-- begin Data shown --

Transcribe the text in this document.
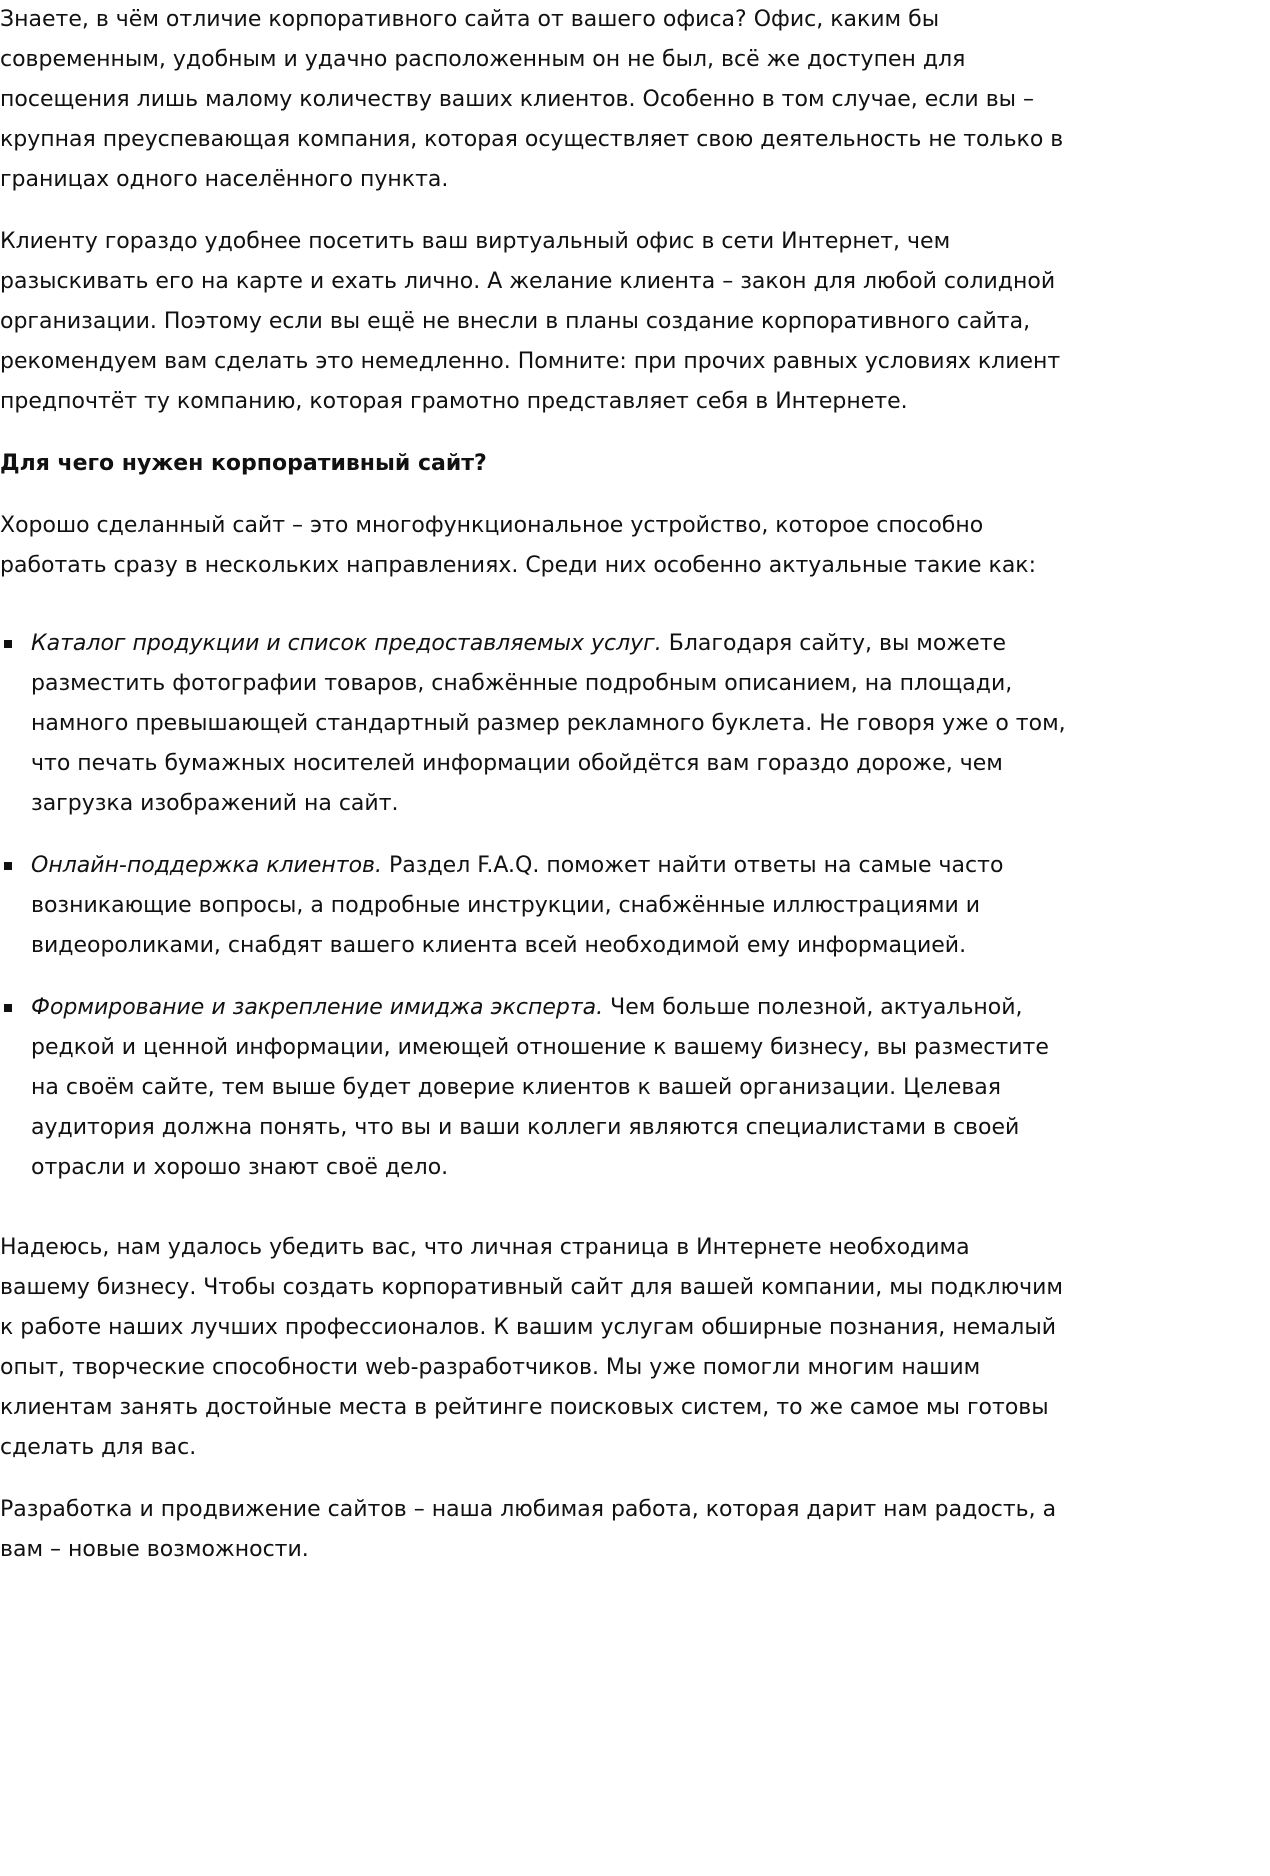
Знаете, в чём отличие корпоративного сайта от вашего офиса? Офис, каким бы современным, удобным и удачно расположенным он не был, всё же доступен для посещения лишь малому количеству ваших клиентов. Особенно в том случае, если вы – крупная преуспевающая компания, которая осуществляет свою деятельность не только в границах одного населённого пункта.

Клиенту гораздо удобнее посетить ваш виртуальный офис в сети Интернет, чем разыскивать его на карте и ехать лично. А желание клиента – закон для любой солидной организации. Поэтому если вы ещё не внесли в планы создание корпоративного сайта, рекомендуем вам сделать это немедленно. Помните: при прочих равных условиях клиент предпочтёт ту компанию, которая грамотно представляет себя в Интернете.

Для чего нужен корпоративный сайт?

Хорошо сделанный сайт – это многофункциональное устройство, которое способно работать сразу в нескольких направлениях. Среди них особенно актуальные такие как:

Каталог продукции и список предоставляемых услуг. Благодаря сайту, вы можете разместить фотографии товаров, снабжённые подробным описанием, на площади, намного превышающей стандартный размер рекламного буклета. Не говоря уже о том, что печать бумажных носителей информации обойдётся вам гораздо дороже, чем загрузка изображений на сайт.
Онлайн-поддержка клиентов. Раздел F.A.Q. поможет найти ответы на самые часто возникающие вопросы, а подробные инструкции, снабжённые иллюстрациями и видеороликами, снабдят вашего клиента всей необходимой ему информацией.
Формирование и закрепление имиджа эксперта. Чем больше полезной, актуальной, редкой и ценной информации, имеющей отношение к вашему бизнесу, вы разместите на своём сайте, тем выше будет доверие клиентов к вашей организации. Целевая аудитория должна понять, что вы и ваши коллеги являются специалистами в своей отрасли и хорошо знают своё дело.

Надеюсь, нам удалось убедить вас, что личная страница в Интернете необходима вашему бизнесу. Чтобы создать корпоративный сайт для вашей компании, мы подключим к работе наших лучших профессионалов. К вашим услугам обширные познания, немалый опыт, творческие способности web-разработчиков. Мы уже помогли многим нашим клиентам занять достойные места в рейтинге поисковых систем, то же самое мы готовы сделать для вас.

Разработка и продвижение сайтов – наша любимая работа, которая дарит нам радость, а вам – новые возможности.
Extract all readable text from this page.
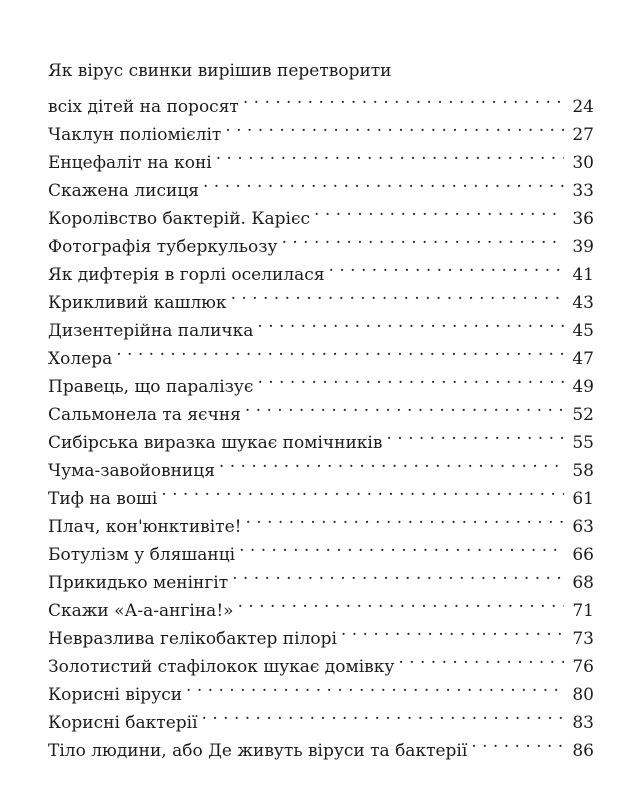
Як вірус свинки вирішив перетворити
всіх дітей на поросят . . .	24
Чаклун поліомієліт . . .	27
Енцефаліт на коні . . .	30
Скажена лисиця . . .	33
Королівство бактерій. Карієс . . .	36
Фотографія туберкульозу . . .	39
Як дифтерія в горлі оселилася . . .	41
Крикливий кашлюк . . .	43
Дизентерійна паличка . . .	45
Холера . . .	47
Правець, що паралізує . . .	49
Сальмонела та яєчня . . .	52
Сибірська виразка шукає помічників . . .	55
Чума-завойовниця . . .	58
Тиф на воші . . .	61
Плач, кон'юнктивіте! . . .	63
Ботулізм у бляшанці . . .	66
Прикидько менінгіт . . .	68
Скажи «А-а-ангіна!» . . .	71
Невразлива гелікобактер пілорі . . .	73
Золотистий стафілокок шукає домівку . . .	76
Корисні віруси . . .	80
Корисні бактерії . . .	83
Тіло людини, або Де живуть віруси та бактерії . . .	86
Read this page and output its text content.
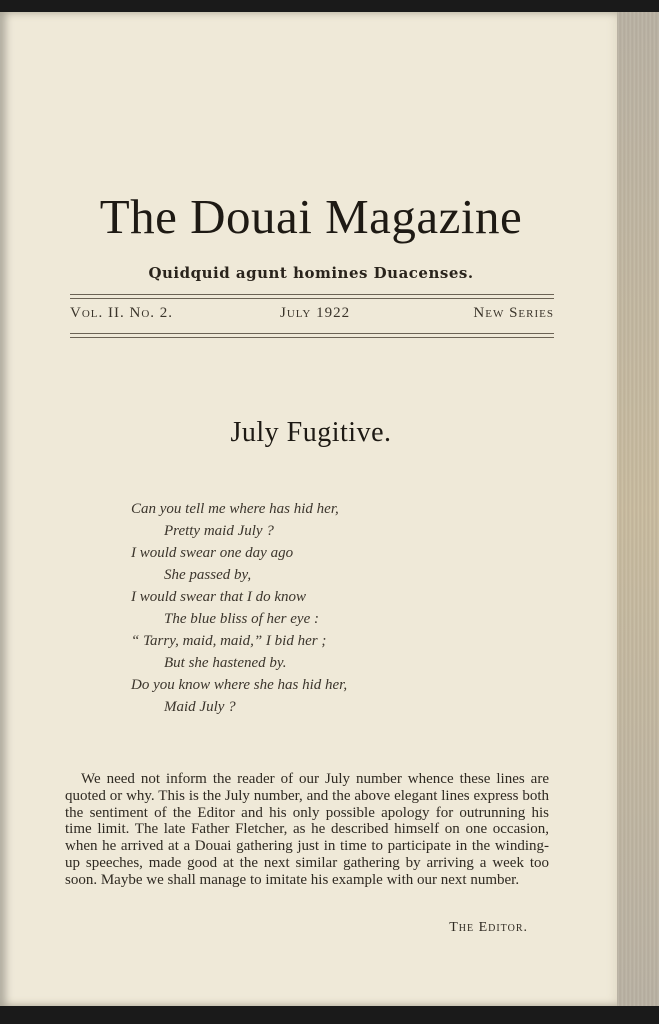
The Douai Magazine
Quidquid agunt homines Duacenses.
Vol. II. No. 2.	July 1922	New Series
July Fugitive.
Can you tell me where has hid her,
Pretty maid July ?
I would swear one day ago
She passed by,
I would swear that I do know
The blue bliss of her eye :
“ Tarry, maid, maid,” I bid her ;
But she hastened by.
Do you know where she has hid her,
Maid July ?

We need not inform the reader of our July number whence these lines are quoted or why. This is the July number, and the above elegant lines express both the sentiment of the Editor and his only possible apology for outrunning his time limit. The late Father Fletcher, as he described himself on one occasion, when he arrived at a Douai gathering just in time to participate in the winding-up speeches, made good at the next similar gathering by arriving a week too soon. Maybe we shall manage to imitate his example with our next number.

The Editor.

-- end Data shown --
-- begin Data shown --

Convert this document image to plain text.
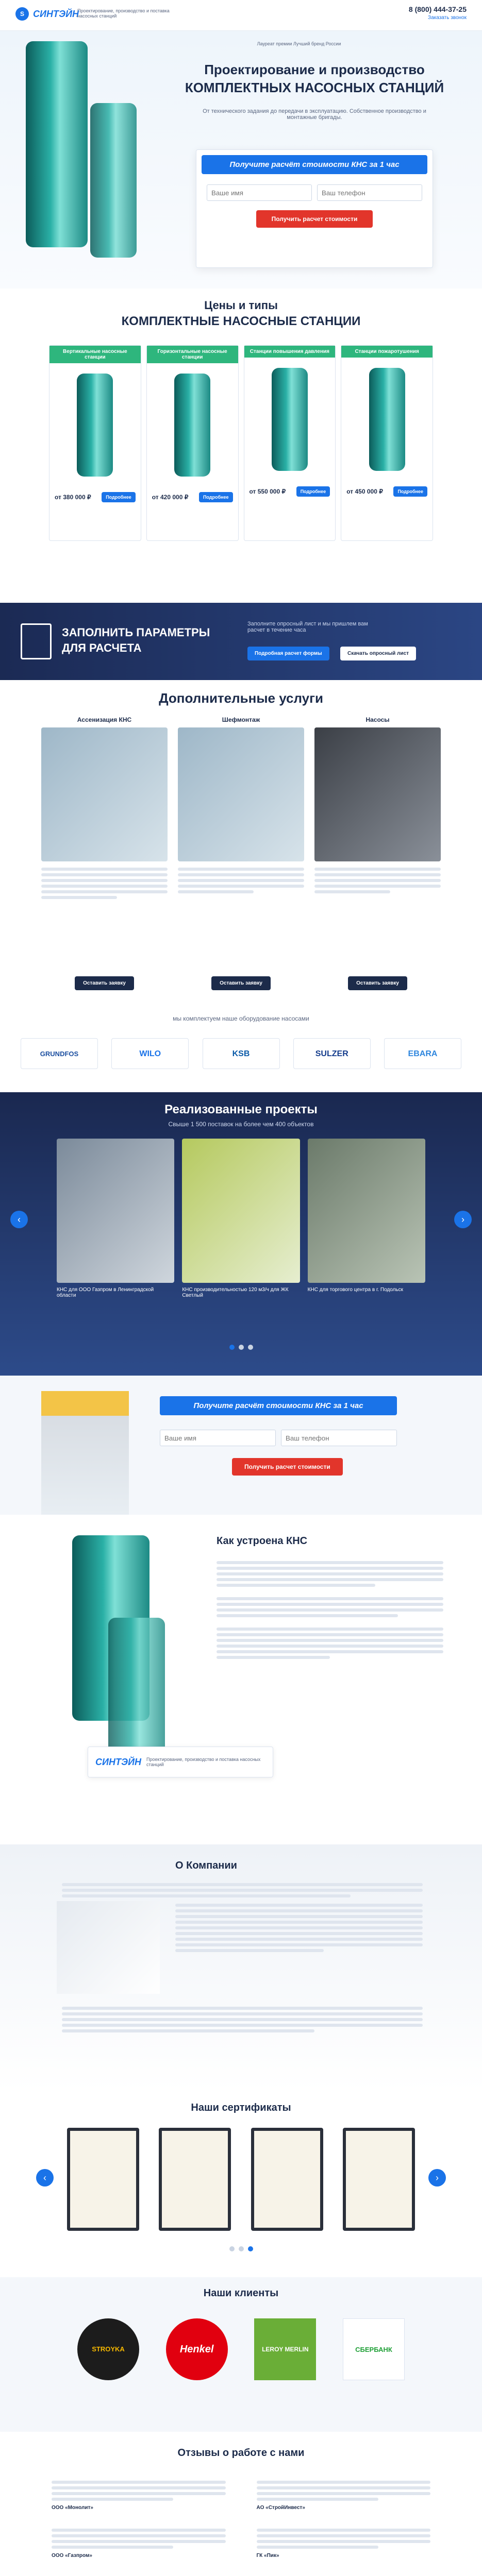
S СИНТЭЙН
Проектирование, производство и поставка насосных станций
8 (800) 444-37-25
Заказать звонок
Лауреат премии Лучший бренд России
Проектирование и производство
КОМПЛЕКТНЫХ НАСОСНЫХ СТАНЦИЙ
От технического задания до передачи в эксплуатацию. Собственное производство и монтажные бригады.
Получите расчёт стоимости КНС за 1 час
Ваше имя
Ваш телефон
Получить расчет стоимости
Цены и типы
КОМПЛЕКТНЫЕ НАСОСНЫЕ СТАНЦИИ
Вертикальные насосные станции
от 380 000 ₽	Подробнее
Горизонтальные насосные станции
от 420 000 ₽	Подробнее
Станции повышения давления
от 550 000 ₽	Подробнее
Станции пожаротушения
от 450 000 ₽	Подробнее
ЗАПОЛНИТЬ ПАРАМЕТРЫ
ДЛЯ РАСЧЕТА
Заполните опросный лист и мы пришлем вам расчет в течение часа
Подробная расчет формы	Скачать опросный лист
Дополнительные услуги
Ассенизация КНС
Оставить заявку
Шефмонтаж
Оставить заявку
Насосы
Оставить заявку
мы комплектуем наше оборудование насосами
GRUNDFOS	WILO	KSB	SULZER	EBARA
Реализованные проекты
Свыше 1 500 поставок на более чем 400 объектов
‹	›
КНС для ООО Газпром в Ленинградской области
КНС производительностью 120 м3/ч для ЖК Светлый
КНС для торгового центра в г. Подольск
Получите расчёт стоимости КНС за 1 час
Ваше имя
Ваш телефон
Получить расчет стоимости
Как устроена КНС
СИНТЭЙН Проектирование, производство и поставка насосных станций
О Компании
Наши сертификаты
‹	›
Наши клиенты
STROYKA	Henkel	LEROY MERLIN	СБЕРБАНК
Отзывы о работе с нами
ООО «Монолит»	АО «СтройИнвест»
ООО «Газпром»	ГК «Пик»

-- end Data shown --

#### [Task prompt]
In the data above, tally the lines holding "Douai" and answer with the figure only.

#### [Finished task]
2